## Work to complete
A) In the film reviews about record producers, rewrite the paragraph beginning "This tragically brilliant acid nightmare" as a short bulleted list that keeps its main facts.
B) According to the film reviews about record producers, which actor plays B. D. Brockhurst?
C) Continue the film reviews about record producers from the point where they stop.

## Selected excerpt
MOVIE: What's Love Got To Do With It? (1993)

PRODUCER: Ike Turner

PLAYED BY: Laurence Fishburne

When it comes to record producers getting a bad rap on film, Ike Turner is the motherfucker who invented the stereotype, and in What's Love Got To Do With It?, Oscar-nominated Laurence Fishburne brilliantly gives the psychotic svengali his due. From berating his wife Tina to "sing like a man!" to raping her into belting "Nutbush City Limits" just the way he wants it, Fishburne's Ike is a coked-up, dumbed-down, psycho workaholic who eventually drives poor Tina to attempt both suicide and Buddhism. Thankfully, the real-life Tina escaped and went on to work with such nonviolent producers as Mark Knopfler, who could hardly beat an egg, much less a Buddhist. DAVID SCHMADER


MOVIE:
Sgt. Pepper's Lonely Hearts Club Band (1978)

PRODUCER: B. D. Brockhurst

PLAYED BY: Donald Pleasence

This tragically brilliant acid nightmare is based ever-so-loosely on the Beatles' classic LP. The Bee Gees (!) plus Peter Frampton (!!) are a fun-lovin' (and self-produced) small-town band that gets lured to the big city to become rock stars. Thanks to the insidious influence of big-time record producer B. D. Brockhurst (played malevolently by the late Donald Pleasence), the boys succumb to corruption and sins of the flesh, including bucket-sized snifters of booze and interracial sex. SEAN NELSON


MOVIE:
One Trick Pony (1980)

PRODUCER: Steve Kunelian

PLAYED BY: Lou ReedThe best joke in this Paul Simon vanity project (aside from Simon and Mare Winningham's bathtub scene) is the casting of the great and terrible Lou Reed as the company man record producer who insists that Simon's character, a songwriter, dumb down his lyrics and add superfluous horns to his production. Though Reed was never far from a drug coma in those days, the famously "difficult" genius clearly relishes the opportunity to say "fuck you" to the men in the control booth. SEAN NELSON


MOVIE: La Bamba (1987)

## Listed entries
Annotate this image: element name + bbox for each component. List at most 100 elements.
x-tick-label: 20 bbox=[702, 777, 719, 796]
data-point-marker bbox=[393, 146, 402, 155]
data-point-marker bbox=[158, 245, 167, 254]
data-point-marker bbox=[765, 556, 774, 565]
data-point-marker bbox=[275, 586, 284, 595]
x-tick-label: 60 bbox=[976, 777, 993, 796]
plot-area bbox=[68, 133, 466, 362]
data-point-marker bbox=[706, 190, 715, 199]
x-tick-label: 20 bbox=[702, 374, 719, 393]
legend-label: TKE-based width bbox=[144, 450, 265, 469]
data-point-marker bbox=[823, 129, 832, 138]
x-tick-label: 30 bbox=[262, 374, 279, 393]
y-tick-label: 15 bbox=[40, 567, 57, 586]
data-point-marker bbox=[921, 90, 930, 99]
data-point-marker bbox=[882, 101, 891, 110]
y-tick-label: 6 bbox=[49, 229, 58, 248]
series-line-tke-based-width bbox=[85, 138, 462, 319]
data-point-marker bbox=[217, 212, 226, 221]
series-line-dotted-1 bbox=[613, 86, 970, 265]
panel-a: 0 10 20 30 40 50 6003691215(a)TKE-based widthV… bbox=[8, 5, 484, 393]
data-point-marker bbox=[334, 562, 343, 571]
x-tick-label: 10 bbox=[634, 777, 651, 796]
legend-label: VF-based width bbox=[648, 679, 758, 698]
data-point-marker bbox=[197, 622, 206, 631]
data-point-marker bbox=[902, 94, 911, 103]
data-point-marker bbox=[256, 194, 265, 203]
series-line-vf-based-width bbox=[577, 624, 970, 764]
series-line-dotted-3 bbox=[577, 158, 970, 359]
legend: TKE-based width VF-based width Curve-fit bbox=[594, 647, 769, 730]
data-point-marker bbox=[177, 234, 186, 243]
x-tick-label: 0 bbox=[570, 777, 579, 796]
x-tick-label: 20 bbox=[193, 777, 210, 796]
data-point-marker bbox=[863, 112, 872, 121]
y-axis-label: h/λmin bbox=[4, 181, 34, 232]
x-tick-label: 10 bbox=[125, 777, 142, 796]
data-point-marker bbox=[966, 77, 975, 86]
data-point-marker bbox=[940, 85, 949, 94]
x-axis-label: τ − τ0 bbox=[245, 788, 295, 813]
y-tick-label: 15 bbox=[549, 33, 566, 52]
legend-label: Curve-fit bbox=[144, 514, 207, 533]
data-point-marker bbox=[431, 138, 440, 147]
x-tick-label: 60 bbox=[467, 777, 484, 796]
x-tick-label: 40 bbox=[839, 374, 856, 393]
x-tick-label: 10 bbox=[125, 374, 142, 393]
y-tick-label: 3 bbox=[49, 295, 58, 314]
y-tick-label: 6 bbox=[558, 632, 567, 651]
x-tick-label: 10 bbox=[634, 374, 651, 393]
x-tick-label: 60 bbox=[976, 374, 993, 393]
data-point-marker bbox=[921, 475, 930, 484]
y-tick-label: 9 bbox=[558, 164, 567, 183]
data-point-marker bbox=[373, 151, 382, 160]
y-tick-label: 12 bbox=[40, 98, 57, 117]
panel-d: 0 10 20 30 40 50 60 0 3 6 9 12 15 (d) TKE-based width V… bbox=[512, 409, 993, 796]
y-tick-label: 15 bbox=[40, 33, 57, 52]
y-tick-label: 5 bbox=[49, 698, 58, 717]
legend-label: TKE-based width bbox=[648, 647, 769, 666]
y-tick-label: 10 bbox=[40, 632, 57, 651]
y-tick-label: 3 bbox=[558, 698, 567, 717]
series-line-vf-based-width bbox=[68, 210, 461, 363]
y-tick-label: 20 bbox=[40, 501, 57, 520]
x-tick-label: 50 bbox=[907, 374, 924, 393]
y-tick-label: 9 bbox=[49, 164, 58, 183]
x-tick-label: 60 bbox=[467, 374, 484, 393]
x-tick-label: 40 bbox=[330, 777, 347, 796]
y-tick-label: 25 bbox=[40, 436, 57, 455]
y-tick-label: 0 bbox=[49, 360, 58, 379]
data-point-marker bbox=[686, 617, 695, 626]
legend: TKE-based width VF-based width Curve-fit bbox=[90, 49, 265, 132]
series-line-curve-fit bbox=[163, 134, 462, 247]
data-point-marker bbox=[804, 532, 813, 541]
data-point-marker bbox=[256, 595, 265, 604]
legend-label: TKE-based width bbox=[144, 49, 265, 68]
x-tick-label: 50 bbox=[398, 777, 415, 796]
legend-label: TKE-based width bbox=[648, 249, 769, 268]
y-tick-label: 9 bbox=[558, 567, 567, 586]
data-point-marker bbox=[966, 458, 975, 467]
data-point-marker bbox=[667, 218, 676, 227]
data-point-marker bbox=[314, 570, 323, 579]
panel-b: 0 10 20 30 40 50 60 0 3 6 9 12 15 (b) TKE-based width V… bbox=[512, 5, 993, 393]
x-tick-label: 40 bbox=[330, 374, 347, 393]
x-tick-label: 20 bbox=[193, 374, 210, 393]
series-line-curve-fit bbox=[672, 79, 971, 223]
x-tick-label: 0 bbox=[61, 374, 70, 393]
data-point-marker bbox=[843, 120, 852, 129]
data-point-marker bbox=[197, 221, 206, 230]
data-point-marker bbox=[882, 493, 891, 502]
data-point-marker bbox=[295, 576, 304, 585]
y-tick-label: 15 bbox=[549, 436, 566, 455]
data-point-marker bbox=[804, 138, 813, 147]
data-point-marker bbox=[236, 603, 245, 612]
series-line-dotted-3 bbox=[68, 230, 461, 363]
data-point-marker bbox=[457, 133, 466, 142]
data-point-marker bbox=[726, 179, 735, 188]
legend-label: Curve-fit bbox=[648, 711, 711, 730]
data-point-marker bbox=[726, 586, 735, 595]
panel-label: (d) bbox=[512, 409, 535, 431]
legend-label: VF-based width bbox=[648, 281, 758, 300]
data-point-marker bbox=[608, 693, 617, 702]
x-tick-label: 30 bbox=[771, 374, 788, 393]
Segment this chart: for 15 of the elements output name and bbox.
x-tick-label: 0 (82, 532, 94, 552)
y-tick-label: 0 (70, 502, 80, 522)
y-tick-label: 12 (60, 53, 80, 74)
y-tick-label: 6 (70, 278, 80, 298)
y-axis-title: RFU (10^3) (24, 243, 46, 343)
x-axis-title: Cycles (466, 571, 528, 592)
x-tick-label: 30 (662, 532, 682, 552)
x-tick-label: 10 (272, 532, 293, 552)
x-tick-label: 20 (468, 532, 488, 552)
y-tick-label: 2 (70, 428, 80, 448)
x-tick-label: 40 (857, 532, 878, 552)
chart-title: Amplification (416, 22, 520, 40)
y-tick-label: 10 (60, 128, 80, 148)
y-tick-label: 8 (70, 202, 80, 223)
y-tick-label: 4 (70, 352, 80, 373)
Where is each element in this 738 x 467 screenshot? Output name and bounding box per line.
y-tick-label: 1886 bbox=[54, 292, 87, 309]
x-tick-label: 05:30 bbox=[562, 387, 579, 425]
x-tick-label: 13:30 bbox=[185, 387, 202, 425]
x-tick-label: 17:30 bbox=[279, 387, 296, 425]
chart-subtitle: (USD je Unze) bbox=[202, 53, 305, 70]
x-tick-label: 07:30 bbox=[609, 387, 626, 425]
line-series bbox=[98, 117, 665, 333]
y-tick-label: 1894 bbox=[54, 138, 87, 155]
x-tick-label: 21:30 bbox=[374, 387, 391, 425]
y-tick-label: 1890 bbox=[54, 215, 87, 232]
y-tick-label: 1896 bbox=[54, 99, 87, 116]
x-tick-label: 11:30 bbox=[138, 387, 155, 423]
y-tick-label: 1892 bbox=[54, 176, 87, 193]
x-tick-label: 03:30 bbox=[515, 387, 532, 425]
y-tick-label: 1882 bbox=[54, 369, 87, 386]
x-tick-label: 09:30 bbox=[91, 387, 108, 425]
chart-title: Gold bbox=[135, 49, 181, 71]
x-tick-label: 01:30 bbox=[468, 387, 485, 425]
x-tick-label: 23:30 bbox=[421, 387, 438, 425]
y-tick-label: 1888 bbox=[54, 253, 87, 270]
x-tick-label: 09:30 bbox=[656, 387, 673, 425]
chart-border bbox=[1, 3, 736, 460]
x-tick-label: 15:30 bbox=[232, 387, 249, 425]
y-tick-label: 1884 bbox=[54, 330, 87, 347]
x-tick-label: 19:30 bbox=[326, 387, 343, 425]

## Written responses
A)
- The film is based very loosely on the Beatles' classic LP.
- The Bee Gees and Peter Frampton play a fun-loving, self-produced small-town band lured to the big city to become rock stars.
- Big-time record producer B. D. Brockhurst, played malevolently by the late Donald Pleasence, is an insidious influence.
- Under his influence, the band members give in to corruption and sins of the flesh, including huge snifters of booze and interracial sex.

B) Donald Pleasence

C)
PRODUCER: Bobbo

PLAYED BY: Joe Pantoliano

Bobbo of Del-Fi Records isn't a bad guy; he really believes in Richard Valenzuela's music.... All he asks is that Richie change his name (to Valens), fire his band, perform innumerable and indistinguishable vocal takes, forsake his brother, and die in a plane crash. The eternal question: How bad do you want it, kid? An essential film. SEAN NELSON


MOVIE:
Josie and the Pussycats (2001)

PRODUCER: Wyatt Frame

PLAYED BY: Alan Cumming

Distilling the producer metaphor down to its nefarious essence, record exec Wyatt Frame turns an idealistic garage-rock girl group into nothing less than the mouthpiece for corporate world domination. Frame--played by the clownishly femmy and witty Alan Cumming--signs the rocker girls to Mega Records and hustles them into the recording studio, where an evil supercomputer secretly laces the band's songs with subliminal messages that turn teenagers into consumer zombies. JOSH FEIT


MOVIE:
The Buddy Holly Story (1978)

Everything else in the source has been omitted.